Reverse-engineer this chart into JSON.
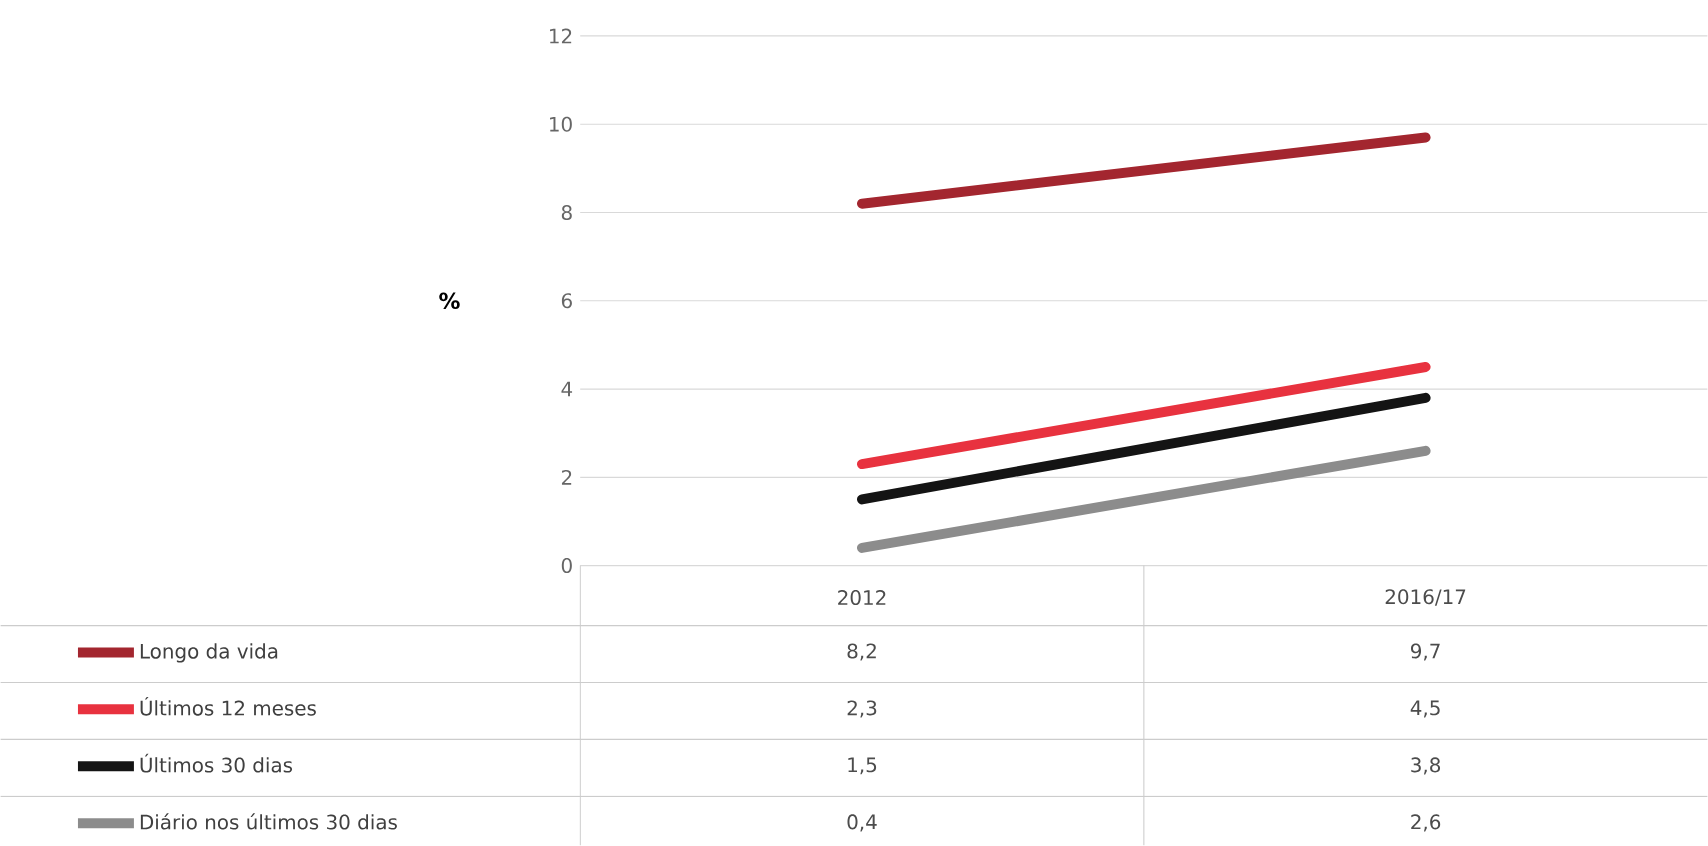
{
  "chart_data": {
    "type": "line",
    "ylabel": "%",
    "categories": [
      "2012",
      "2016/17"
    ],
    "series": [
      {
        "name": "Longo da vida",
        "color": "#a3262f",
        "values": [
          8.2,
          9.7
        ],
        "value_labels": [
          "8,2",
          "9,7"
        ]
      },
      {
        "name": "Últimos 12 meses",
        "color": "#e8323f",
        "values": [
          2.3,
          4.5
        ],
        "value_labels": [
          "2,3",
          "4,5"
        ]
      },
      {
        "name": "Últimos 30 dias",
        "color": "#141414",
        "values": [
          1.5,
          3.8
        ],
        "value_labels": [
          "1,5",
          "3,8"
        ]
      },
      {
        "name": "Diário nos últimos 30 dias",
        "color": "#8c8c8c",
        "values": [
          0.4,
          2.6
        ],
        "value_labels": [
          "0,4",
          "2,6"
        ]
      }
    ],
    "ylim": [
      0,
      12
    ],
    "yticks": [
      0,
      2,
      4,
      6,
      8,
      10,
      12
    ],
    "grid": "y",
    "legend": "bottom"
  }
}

**Problem details**. Gather each line of the records holding the string "name".

**Exercise response**.
        "name": "Longo da vida",
        "name": "Últimos 12 meses",
        "name": "Últimos 30 dias",
        "name": "Diário nos últimos 30 dias",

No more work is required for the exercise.